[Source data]
━━━━

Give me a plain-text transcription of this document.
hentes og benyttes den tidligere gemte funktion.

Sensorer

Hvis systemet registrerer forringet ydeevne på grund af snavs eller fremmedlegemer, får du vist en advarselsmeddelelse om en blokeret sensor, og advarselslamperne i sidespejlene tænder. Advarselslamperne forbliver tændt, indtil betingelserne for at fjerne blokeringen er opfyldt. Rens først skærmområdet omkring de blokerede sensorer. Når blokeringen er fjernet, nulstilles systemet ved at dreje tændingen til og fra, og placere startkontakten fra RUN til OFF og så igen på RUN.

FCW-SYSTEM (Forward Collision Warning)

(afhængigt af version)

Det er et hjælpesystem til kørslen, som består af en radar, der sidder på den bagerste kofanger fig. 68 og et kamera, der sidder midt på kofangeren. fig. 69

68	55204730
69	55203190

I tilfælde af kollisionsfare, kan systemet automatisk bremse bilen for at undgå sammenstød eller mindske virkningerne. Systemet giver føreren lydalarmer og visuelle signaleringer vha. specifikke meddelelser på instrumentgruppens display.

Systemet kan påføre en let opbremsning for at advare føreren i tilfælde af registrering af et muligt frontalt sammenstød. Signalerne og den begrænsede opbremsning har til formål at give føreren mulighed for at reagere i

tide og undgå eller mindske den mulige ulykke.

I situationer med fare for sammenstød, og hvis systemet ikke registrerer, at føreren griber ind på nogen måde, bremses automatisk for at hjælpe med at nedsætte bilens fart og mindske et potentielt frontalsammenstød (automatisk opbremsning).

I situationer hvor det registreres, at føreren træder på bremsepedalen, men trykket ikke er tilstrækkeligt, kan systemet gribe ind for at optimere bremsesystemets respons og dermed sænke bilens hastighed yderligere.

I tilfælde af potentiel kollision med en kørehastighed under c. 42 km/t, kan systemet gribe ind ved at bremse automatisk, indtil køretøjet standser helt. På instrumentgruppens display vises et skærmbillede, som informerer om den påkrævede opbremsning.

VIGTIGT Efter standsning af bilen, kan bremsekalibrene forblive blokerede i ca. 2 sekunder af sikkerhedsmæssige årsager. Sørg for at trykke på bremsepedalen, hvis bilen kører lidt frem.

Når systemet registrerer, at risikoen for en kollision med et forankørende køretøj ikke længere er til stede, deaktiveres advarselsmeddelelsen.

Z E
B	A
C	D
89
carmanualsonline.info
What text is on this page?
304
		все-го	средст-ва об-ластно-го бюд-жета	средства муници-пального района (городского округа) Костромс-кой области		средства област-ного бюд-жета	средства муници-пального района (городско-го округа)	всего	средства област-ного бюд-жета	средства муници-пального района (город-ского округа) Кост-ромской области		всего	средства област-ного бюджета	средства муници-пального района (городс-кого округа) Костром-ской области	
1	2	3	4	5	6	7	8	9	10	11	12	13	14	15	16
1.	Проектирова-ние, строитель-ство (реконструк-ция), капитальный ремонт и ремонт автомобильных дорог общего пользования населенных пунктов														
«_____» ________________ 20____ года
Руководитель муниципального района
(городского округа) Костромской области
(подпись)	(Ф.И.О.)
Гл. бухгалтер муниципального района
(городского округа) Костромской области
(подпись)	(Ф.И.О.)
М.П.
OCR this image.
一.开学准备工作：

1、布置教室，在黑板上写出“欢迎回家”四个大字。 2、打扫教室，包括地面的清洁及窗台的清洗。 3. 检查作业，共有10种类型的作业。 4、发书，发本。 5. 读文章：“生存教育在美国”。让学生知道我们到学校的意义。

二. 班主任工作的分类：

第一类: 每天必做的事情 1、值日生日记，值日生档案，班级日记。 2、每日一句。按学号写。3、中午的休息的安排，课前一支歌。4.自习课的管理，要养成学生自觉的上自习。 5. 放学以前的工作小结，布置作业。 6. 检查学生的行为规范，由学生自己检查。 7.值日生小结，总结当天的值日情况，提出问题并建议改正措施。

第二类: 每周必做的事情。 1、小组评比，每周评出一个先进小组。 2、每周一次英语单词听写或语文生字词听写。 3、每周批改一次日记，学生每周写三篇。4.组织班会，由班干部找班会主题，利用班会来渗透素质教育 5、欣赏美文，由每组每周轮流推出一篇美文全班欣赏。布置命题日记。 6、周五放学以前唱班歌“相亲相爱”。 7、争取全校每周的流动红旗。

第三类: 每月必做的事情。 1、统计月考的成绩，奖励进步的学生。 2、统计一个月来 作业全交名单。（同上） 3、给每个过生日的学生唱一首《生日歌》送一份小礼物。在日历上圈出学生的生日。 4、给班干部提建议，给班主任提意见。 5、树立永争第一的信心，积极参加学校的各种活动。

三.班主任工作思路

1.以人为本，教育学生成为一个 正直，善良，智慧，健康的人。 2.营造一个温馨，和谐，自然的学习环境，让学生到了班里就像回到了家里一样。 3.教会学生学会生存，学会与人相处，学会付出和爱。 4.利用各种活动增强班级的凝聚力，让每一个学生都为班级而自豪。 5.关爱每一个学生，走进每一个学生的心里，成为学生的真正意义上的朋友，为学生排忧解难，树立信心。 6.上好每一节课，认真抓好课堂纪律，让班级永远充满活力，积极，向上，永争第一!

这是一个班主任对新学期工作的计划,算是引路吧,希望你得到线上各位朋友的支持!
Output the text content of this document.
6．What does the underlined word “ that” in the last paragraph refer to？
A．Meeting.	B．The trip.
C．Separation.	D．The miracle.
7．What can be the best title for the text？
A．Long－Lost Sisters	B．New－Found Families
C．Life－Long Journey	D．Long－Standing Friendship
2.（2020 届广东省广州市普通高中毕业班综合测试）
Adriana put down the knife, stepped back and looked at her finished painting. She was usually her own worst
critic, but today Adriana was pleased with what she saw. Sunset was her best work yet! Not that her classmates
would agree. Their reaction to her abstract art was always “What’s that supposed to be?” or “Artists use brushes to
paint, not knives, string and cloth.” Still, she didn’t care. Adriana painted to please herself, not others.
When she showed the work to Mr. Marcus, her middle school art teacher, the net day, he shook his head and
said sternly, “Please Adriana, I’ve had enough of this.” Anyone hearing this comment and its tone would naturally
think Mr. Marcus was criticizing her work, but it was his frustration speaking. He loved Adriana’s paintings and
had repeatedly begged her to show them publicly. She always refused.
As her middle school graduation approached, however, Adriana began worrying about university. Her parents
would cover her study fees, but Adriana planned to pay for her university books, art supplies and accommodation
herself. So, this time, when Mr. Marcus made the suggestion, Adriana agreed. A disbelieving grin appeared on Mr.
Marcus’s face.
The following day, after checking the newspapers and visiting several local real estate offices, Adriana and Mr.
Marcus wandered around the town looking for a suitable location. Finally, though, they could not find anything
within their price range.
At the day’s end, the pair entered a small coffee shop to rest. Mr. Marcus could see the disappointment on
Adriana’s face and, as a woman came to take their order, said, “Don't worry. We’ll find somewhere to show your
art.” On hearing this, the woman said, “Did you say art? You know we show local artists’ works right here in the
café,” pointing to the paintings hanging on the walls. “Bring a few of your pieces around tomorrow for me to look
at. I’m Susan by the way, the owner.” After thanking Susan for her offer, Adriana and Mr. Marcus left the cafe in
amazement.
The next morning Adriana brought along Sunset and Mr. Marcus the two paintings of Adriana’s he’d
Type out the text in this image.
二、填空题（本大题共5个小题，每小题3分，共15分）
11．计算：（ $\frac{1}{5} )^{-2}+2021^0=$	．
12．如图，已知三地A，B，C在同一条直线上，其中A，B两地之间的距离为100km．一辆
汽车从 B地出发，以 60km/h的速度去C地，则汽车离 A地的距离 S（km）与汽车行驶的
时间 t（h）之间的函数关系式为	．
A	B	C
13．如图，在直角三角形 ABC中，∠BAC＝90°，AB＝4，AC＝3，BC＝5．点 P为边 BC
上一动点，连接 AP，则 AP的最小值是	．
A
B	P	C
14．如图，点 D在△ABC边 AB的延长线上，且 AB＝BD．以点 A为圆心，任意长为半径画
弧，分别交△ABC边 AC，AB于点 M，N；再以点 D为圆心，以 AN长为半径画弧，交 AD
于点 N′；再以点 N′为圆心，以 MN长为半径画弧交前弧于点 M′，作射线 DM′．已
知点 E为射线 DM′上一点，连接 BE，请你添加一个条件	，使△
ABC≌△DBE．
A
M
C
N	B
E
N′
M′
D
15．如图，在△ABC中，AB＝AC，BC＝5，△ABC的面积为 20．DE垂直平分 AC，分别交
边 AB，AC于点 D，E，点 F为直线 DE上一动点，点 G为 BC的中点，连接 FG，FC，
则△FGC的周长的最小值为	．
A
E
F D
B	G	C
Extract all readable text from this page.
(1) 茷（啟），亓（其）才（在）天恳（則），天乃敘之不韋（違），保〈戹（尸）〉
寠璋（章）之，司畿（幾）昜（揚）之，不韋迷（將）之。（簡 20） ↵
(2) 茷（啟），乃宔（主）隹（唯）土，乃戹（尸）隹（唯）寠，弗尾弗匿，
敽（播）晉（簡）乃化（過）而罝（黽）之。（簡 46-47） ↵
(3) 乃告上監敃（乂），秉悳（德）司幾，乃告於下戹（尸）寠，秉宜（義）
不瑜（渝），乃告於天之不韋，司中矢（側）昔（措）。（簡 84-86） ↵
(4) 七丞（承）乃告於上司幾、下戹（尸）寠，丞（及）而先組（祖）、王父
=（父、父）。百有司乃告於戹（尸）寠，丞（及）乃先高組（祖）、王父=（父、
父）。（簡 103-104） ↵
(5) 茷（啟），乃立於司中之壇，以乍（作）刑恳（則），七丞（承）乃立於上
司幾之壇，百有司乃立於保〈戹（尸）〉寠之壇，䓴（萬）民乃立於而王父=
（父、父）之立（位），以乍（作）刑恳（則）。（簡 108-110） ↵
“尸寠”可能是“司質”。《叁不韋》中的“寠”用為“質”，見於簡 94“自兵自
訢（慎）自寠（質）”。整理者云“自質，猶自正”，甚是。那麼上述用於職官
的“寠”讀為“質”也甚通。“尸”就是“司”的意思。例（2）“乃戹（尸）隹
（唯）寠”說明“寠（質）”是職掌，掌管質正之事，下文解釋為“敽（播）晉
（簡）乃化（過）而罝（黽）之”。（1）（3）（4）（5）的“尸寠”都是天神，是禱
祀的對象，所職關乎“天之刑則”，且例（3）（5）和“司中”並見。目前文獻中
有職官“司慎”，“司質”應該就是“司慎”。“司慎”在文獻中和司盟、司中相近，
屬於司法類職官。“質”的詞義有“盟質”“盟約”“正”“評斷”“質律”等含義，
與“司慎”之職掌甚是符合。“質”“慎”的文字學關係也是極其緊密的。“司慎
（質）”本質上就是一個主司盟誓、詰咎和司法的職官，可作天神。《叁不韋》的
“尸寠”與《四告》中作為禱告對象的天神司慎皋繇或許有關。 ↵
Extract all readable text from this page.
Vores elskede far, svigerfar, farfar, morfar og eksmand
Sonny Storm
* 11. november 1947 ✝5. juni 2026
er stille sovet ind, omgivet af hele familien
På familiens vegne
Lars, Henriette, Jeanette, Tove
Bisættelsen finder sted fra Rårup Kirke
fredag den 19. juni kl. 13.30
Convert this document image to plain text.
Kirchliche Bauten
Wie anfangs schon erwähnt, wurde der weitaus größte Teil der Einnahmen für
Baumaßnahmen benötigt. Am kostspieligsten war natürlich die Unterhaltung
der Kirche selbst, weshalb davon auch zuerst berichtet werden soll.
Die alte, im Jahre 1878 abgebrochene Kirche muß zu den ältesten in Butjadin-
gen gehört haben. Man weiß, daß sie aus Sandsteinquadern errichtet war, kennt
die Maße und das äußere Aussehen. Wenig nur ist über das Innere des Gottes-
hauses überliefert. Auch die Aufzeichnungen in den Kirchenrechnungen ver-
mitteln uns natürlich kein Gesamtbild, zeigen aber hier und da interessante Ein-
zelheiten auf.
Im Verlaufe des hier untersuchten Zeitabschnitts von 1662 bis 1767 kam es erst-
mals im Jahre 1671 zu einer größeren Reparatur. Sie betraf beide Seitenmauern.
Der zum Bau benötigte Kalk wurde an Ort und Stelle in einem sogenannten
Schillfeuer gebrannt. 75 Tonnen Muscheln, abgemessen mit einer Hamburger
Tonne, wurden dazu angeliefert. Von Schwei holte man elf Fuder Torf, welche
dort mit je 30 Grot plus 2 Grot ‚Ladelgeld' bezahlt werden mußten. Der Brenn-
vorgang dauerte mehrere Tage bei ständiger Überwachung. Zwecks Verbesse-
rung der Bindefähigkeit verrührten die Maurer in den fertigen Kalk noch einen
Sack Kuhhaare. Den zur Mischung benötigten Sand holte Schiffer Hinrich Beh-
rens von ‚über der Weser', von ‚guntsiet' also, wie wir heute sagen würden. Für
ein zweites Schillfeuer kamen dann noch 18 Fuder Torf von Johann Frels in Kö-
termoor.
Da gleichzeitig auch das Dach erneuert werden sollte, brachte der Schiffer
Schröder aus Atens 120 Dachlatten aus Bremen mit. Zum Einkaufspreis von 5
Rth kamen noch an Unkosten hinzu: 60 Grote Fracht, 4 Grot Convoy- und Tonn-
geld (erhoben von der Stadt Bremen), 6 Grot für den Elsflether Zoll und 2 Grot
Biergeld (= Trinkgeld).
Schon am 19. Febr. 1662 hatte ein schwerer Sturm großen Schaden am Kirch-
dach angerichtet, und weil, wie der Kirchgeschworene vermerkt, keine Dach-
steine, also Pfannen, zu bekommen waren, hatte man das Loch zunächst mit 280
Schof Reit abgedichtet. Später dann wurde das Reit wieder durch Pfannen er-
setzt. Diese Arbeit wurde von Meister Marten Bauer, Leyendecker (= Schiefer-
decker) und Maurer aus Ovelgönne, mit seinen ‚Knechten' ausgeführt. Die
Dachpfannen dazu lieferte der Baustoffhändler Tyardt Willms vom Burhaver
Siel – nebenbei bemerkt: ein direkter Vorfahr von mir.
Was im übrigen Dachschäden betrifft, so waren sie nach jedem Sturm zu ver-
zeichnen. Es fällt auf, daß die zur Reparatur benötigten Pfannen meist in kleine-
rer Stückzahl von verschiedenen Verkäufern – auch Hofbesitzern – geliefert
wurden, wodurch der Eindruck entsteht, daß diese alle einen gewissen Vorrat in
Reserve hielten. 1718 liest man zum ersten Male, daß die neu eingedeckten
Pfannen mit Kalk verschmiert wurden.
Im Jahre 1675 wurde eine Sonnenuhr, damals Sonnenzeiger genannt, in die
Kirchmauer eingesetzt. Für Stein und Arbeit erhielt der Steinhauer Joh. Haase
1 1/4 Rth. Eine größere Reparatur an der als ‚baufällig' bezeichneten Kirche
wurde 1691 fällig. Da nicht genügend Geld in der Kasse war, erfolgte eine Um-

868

━━━━

**Objective:** From the data above, gather every line that includes the word "natürlich".

**Final answer:**
Baumaßnahmen benötigt. Am kostspieligsten war natürlich die Unterhaltung
mitteln uns natürlich kein Gesamtbild, zeigen aber hier und da interessante Ein-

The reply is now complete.